## Challenge
Where the string "Image" occurs in the material below, report the whole line.

Dataset rows:
####################
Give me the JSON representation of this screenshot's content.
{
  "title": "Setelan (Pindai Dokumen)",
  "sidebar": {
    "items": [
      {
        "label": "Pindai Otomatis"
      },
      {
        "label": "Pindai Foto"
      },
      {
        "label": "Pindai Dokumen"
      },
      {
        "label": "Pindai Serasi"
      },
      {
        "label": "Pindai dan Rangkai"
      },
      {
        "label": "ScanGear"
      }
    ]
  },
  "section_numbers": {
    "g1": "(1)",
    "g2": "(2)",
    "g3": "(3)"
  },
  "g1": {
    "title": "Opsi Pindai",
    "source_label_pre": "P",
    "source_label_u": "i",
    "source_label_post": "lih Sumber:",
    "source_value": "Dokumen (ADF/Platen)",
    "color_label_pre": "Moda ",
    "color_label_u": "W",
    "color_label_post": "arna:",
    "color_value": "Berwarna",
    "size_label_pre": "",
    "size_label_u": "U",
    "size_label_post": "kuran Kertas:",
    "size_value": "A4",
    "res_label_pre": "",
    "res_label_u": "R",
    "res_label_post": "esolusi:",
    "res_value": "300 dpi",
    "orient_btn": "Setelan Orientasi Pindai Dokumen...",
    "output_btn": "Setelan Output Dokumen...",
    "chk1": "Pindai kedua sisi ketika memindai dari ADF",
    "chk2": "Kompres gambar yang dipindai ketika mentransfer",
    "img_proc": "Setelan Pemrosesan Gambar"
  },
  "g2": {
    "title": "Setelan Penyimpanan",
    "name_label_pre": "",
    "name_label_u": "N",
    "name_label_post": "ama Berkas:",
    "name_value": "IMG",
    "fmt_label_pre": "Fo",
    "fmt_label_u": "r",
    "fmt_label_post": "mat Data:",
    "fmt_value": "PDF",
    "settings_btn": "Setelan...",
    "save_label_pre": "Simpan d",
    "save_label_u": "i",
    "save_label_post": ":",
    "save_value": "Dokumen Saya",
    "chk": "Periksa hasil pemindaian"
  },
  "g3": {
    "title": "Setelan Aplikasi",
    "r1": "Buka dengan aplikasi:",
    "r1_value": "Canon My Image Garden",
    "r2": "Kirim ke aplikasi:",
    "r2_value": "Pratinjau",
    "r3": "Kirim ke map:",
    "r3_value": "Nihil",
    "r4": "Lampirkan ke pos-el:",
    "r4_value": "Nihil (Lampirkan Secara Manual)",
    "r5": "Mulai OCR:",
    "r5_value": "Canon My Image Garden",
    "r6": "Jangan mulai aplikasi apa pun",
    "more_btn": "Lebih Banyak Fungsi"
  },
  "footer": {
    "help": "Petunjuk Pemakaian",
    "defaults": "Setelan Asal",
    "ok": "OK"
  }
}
####################
## Result for this exercise
    "r1_value": "Canon My Image Garden",
    "r5_value": "Canon My Image Garden",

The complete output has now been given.